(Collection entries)
↓

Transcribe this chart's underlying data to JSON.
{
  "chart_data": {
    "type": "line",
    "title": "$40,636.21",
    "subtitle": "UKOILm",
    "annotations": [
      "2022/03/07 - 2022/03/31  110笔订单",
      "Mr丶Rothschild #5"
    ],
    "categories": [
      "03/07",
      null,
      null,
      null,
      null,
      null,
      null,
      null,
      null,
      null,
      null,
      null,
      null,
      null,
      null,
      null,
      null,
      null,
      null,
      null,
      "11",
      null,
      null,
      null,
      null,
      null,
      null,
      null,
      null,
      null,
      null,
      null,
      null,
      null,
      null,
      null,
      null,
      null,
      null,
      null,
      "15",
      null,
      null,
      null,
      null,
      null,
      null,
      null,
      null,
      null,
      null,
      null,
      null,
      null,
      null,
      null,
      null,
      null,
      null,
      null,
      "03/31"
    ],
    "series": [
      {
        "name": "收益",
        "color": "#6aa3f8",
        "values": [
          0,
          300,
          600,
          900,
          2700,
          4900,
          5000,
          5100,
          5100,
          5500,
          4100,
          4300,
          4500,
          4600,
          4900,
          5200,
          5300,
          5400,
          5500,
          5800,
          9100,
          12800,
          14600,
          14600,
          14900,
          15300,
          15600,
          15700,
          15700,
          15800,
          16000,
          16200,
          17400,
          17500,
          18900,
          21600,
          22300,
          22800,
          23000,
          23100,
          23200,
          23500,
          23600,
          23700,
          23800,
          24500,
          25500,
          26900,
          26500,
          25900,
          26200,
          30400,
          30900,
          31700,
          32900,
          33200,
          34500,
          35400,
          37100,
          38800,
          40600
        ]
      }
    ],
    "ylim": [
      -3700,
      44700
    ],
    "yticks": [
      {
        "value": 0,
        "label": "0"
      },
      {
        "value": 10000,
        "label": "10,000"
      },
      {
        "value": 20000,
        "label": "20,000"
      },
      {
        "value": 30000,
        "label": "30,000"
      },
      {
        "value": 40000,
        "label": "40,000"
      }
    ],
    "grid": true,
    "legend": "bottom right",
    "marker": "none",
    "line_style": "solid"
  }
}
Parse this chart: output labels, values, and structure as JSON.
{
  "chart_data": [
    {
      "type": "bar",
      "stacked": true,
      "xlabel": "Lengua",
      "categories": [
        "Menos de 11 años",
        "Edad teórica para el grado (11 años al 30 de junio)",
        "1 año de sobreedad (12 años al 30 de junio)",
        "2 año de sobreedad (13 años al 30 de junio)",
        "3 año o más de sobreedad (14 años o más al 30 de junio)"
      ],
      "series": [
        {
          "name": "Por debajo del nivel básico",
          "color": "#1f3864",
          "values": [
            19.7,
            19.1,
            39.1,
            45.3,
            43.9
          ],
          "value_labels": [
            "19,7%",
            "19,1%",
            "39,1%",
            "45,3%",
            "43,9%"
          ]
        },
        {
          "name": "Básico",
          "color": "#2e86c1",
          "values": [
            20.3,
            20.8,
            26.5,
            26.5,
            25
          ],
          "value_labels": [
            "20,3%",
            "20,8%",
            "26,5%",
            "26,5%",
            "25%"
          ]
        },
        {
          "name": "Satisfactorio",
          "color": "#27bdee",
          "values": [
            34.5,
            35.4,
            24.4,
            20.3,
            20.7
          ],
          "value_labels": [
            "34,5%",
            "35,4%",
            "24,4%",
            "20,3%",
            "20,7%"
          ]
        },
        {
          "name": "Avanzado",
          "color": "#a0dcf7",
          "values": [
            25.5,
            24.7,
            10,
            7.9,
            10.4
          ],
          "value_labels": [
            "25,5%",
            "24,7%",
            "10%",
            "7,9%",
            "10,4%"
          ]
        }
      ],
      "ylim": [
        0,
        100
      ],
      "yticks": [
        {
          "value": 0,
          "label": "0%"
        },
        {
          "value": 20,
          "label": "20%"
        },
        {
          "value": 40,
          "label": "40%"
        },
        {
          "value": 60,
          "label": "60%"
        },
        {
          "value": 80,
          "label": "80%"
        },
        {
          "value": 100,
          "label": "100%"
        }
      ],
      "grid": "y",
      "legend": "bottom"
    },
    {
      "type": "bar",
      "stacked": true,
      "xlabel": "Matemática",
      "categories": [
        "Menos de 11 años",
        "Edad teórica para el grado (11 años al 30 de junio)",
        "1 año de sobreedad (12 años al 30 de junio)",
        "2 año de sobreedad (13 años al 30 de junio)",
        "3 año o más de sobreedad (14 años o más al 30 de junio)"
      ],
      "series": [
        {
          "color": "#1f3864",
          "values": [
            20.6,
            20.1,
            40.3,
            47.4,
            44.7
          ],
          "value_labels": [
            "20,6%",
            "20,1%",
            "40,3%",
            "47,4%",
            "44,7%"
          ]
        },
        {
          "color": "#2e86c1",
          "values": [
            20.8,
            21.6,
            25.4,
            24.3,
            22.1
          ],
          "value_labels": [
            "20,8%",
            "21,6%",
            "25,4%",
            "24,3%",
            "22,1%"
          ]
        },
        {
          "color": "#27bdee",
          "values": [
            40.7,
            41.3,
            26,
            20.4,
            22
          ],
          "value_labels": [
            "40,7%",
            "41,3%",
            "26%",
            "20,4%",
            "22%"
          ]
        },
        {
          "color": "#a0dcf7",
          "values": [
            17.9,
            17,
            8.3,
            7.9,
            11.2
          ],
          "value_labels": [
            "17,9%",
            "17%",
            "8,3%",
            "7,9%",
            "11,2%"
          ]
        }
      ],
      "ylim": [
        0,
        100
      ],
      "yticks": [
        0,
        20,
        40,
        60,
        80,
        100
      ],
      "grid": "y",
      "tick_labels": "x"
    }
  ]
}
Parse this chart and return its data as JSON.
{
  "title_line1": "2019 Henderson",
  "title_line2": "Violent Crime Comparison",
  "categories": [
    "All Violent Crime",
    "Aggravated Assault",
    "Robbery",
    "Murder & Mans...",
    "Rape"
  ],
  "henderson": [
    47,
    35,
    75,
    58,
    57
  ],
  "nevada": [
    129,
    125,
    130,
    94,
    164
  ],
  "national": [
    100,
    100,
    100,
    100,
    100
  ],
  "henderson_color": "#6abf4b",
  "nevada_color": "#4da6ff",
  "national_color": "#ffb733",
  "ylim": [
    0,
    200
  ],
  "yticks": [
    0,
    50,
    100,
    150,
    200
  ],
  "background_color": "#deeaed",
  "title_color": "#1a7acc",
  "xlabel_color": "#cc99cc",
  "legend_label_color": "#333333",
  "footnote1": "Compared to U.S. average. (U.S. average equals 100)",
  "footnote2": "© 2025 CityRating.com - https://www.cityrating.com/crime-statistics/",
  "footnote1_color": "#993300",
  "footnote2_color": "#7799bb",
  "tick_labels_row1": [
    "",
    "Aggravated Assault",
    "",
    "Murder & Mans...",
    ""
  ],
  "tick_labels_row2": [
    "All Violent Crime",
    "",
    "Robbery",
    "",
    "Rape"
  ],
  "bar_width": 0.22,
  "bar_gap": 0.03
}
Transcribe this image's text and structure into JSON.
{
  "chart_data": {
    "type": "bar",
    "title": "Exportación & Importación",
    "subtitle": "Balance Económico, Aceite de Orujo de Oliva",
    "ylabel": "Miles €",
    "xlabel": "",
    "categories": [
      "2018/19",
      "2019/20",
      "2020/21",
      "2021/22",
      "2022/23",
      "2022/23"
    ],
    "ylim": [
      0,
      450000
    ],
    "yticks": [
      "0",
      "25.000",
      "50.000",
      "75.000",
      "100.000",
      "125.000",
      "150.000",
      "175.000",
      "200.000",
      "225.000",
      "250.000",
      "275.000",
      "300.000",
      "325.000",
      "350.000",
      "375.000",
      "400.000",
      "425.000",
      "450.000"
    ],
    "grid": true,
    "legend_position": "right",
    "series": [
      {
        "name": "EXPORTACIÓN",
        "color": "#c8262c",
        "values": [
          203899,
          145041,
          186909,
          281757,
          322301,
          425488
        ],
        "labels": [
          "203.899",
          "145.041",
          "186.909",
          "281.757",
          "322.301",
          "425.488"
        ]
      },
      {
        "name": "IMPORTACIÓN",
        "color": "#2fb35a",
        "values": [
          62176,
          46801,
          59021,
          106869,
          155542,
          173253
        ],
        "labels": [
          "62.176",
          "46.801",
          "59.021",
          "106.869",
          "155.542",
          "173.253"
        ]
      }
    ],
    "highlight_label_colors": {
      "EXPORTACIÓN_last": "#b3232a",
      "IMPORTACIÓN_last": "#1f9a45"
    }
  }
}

↑

• Written problem:
Pick each line holding the word "right" out of the listing.

• Result of the exercise:
    "legend": "bottom right",
    "legend_position": "right",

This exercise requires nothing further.